GIVEN ENTRIES
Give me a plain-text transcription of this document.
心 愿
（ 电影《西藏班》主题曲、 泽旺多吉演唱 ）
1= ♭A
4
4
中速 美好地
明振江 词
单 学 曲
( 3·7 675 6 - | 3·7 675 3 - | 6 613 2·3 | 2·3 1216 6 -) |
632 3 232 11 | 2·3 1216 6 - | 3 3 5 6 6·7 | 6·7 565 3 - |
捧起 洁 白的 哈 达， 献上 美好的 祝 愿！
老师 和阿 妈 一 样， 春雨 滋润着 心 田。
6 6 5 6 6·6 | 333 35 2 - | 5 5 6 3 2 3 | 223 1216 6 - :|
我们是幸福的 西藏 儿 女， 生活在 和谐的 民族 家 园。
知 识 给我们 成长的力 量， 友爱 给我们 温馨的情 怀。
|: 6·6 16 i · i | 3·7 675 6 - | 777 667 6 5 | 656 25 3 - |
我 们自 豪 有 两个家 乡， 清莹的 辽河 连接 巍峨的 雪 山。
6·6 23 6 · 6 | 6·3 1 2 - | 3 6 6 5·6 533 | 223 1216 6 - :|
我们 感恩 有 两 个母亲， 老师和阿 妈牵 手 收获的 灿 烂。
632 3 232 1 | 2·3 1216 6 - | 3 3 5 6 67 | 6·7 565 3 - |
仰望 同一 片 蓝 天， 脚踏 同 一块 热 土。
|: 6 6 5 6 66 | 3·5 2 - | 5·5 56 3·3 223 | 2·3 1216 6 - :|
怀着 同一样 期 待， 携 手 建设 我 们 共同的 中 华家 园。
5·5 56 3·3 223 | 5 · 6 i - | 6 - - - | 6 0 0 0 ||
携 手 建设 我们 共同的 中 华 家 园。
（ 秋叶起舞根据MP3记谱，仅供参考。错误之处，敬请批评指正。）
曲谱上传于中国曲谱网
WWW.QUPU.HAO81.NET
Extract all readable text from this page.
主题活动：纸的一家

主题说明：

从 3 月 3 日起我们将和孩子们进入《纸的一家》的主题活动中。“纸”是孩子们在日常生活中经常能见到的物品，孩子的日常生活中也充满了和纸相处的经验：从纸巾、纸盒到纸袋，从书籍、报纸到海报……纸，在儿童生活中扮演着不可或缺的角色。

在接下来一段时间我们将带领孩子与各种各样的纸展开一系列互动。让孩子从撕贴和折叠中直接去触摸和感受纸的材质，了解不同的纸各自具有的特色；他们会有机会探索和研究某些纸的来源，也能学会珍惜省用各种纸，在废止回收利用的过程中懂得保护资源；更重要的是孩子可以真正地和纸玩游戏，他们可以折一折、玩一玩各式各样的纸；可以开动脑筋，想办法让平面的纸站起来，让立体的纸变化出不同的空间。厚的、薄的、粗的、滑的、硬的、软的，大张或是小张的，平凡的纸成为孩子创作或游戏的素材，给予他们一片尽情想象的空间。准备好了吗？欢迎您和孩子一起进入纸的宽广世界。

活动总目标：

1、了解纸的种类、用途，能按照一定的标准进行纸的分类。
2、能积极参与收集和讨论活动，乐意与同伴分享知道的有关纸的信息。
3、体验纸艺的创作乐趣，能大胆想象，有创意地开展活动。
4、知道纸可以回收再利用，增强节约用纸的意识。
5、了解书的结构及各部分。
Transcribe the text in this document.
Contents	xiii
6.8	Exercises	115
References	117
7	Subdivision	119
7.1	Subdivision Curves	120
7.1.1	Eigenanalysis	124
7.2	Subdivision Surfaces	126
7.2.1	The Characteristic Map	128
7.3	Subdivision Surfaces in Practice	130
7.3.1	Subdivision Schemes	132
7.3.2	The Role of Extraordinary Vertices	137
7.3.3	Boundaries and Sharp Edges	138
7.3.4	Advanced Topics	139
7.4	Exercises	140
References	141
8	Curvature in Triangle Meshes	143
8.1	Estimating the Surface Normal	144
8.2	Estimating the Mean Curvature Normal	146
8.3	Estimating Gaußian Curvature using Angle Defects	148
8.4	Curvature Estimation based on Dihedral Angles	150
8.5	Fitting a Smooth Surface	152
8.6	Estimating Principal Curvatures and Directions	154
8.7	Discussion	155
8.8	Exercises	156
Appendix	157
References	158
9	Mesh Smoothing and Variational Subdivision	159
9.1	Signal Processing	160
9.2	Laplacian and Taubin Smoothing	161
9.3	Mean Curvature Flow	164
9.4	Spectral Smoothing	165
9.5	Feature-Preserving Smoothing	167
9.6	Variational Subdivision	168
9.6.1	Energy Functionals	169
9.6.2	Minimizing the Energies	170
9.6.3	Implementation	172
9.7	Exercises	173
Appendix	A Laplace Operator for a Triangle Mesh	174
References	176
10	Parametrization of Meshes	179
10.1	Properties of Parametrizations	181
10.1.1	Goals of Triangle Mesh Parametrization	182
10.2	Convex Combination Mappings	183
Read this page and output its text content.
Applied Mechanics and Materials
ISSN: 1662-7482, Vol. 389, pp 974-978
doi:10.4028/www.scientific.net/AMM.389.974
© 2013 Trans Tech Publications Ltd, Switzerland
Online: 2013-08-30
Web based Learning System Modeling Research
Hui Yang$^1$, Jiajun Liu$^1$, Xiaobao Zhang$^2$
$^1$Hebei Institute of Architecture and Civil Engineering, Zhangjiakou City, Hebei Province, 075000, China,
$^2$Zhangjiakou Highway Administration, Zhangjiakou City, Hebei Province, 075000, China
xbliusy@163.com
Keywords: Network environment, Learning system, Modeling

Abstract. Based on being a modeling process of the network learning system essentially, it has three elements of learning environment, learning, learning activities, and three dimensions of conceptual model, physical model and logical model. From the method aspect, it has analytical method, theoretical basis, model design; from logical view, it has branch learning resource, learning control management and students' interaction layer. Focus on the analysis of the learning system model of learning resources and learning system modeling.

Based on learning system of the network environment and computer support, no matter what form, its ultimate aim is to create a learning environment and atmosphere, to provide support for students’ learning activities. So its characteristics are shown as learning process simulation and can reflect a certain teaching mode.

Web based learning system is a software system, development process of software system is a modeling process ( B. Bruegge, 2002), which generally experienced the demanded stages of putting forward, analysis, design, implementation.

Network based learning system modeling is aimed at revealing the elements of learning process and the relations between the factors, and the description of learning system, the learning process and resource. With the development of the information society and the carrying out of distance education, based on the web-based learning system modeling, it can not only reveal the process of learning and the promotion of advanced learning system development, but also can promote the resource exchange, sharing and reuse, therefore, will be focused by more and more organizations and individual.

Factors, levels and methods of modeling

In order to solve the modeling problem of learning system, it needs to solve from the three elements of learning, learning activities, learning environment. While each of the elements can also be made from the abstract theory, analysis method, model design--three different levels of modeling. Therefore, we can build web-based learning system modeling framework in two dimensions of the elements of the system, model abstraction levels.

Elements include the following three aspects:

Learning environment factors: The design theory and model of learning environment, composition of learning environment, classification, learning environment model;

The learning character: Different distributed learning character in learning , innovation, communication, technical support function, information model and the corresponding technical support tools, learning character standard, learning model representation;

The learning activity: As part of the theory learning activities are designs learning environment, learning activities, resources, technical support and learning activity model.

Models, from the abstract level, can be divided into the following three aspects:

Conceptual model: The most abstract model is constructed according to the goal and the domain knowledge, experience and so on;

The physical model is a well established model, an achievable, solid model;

YOUR OBJECTIVE
Every record should be repeated exactly; please leave none out.

EXPECTED ANSWER
Give me a plain-text transcription of this document.
心 愿
（ 电影《西藏班》主题曲、 泽旺多吉演唱 ）
1= ♭A
4
4
中速 美好地
明振江 词
单 学 曲
( 3·7 675 6 - | 3·7 675 3 - | 6 613 2·3 | 2·3 1216 6 -) |
632 3 232 11 | 2·3 1216 6 - | 3 3 5 6 6·7 | 6·7 565 3 - |
捧起 洁 白的 哈 达， 献上 美好的 祝 愿！
老师 和阿 妈 一 样， 春雨 滋润着 心 田。
6 6 5 6 6·6 | 333 35 2 - | 5 5 6 3 2 3 | 223 1216 6 - :|
我们是幸福的 西藏 儿 女， 生活在 和谐的 民族 家 园。
知 识 给我们 成长的力 量， 友爱 给我们 温馨的情 怀。
|: 6·6 16 i · i | 3·7 675 6 - | 777 667 6 5 | 656 25 3 - |
我 们自 豪 有 两个家 乡， 清莹的 辽河 连接 巍峨的 雪 山。
6·6 23 6 · 6 | 6·3 1 2 - | 3 6 6 5·6 533 | 223 1216 6 - :|
我们 感恩 有 两 个母亲， 老师和阿 妈牵 手 收获的 灿 烂。
632 3 232 1 | 2·3 1216 6 - | 3 3 5 6 67 | 6·7 565 3 - |
仰望 同一 片 蓝 天， 脚踏 同 一块 热 土。
|: 6 6 5 6 66 | 3·5 2 - | 5·5 56 3·3 223 | 2·3 1216 6 - :|
怀着 同一样 期 待， 携 手 建设 我 们 共同的 中 华家 园。
5·5 56 3·3 223 | 5 · 6 i - | 6 - - - | 6 0 0 0 ||
携 手 建设 我们 共同的 中 华 家 园。
（ 秋叶起舞根据MP3记谱，仅供参考。错误之处，敬请批评指正。）
曲谱上传于中国曲谱网
WWW.QUPU.HAO81.NET
Extract all readable text from this page.
主题活动：纸的一家

主题说明：

从 3 月 3 日起我们将和孩子们进入《纸的一家》的主题活动中。“纸”是孩子们在日常生活中经常能见到的物品，孩子的日常生活中也充满了和纸相处的经验：从纸巾、纸盒到纸袋，从书籍、报纸到海报……纸，在儿童生活中扮演着不可或缺的角色。

在接下来一段时间我们将带领孩子与各种各样的纸展开一系列互动。让孩子从撕贴和折叠中直接去触摸和感受纸的材质，了解不同的纸各自具有的特色；他们会有机会探索和研究某些纸的来源，也能学会珍惜省用各种纸，在废止回收利用的过程中懂得保护资源；更重要的是孩子可以真正地和纸玩游戏，他们可以折一折、玩一玩各式各样的纸；可以开动脑筋，想办法让平面的纸站起来，让立体的纸变化出不同的空间。厚的、薄的、粗的、滑的、硬的、软的，大张或是小张的，平凡的纸成为孩子创作或游戏的素材，给予他们一片尽情想象的空间。准备好了吗？欢迎您和孩子一起进入纸的宽广世界。

活动总目标：

1、了解纸的种类、用途，能按照一定的标准进行纸的分类。
2、能积极参与收集和讨论活动，乐意与同伴分享知道的有关纸的信息。
3、体验纸艺的创作乐趣，能大胆想象，有创意地开展活动。
4、知道纸可以回收再利用，增强节约用纸的意识。
5、了解书的结构及各部分。
Transcribe the text in this document.
Contents	xiii
6.8	Exercises	115
References	117
7	Subdivision	119
7.1	Subdivision Curves	120
7.1.1	Eigenanalysis	124
7.2	Subdivision Surfaces	126
7.2.1	The Characteristic Map	128
7.3	Subdivision Surfaces in Practice	130
7.3.1	Subdivision Schemes	132
7.3.2	The Role of Extraordinary Vertices	137
7.3.3	Boundaries and Sharp Edges	138
7.3.4	Advanced Topics	139
7.4	Exercises	140
References	141
8	Curvature in Triangle Meshes	143
8.1	Estimating the Surface Normal	144
8.2	Estimating the Mean Curvature Normal	146
8.3	Estimating Gaußian Curvature using Angle Defects	148
8.4	Curvature Estimation based on Dihedral Angles	150
8.5	Fitting a Smooth Surface	152
8.6	Estimating Principal Curvatures and Directions	154
8.7	Discussion	155
8.8	Exercises	156
Appendix	157
References	158
9	Mesh Smoothing and Variational Subdivision	159
9.1	Signal Processing	160
9.2	Laplacian and Taubin Smoothing	161
9.3	Mean Curvature Flow	164
9.4	Spectral Smoothing	165
9.5	Feature-Preserving Smoothing	167
9.6	Variational Subdivision	168
9.6.1	Energy Functionals	169
9.6.2	Minimizing the Energies	170
9.6.3	Implementation	172
9.7	Exercises	173
Appendix	A Laplace Operator for a Triangle Mesh	174
References	176
10	Parametrization of Meshes	179
10.1	Properties of Parametrizations	181
10.1.1	Goals of Triangle Mesh Parametrization	182
10.2	Convex Combination Mappings	183
Read this page and output its text content.
Applied Mechanics and Materials
ISSN: 1662-7482, Vol. 389, pp 974-978
doi:10.4028/www.scientific.net/AMM.389.974
© 2013 Trans Tech Publications Ltd, Switzerland
Online: 2013-08-30
Web based Learning System Modeling Research
Hui Yang$^1$, Jiajun Liu$^1$, Xiaobao Zhang$^2$
$^1$Hebei Institute of Architecture and Civil Engineering, Zhangjiakou City, Hebei Province, 075000, China,
$^2$Zhangjiakou Highway Administration, Zhangjiakou City, Hebei Province, 075000, China
xbliusy@163.com
Keywords: Network environment, Learning system, Modeling

Abstract. Based on being a modeling process of the network learning system essentially, it has three elements of learning environment, learning, learning activities, and three dimensions of conceptual model, physical model and logical model. From the method aspect, it has analytical method, theoretical basis, model design; from logical view, it has branch learning resource, learning control management and students' interaction layer. Focus on the analysis of the learning system model of learning resources and learning system modeling.

Based on learning system of the network environment and computer support, no matter what form, its ultimate aim is to create a learning environment and atmosphere, to provide support for students’ learning activities. So its characteristics are shown as learning process simulation and can reflect a certain teaching mode.

Web based learning system is a software system, development process of software system is a modeling process ( B. Bruegge, 2002), which generally experienced the demanded stages of putting forward, analysis, design, implementation.

Network based learning system modeling is aimed at revealing the elements of learning process and the relations between the factors, and the description of learning system, the learning process and resource. With the development of the information society and the carrying out of distance education, based on the web-based learning system modeling, it can not only reveal the process of learning and the promotion of advanced learning system development, but also can promote the resource exchange, sharing and reuse, therefore, will be focused by more and more organizations and individual.

Factors, levels and methods of modeling

In order to solve the modeling problem of learning system, it needs to solve from the three elements of learning, learning activities, learning environment. While each of the elements can also be made from the abstract theory, analysis method, model design--three different levels of modeling. Therefore, we can build web-based learning system modeling framework in two dimensions of the elements of the system, model abstraction levels.

Elements include the following three aspects:

Learning environment factors: The design theory and model of learning environment, composition of learning environment, classification, learning environment model;

The learning character: Different distributed learning character in learning , innovation, communication, technical support function, information model and the corresponding technical support tools, learning character standard, learning model representation;

The learning activity: As part of the theory learning activities are designs learning environment, learning activities, resources, technical support and learning activity model.

Models, from the abstract level, can be divided into the following three aspects:

Conceptual model: The most abstract model is constructed according to the goal and the domain knowledge, experience and so on;

The physical model is a well established model, an achievable, solid model;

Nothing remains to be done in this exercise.